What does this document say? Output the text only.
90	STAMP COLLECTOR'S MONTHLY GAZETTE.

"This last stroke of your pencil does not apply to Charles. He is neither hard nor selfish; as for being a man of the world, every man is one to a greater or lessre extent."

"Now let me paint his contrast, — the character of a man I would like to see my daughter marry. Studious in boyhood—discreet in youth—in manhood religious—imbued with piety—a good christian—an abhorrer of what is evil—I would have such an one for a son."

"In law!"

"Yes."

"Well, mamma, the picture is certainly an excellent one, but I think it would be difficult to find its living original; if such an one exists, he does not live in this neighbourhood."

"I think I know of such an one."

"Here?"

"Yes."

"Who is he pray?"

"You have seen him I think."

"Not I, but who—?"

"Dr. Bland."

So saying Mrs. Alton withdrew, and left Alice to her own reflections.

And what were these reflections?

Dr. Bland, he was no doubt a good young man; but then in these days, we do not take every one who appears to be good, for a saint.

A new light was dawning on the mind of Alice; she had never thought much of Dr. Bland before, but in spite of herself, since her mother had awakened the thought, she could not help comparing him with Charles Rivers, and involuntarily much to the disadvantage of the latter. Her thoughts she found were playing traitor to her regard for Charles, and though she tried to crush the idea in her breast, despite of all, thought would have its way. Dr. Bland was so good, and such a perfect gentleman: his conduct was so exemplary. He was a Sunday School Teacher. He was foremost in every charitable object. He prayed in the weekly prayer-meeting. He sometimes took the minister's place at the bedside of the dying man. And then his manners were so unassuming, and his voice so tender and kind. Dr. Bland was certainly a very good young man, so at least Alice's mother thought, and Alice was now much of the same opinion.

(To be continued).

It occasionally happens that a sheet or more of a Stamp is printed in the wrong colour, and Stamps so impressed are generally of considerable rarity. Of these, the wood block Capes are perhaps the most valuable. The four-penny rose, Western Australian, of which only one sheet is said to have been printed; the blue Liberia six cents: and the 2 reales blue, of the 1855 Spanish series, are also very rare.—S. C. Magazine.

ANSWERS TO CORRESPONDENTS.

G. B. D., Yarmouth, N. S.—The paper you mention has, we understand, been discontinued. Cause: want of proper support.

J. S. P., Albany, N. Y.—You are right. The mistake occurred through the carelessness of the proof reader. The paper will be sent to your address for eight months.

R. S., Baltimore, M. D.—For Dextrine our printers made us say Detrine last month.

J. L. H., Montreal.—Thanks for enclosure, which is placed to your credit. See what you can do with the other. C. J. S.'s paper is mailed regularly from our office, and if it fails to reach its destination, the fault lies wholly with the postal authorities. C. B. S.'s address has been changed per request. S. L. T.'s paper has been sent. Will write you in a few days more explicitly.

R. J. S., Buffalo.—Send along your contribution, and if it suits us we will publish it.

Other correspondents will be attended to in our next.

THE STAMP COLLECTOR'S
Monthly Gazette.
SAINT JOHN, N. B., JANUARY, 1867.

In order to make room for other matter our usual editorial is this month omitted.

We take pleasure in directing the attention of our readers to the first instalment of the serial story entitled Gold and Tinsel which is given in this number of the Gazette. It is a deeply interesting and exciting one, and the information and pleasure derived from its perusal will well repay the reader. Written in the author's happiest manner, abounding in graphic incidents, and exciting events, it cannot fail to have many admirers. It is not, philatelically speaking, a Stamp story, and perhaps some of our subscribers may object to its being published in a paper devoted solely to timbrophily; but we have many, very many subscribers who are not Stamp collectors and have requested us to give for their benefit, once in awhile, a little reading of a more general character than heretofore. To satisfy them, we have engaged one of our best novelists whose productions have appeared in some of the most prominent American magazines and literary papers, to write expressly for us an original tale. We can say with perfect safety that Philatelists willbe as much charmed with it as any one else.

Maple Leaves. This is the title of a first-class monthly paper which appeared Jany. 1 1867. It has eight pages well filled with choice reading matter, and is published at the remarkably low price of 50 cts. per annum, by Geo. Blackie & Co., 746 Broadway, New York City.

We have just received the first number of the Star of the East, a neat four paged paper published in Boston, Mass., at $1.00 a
========
* **Exercise goal**
Looking at the material above, count the lines containing the string "days" and reply with the count alone.

* **Solution**
2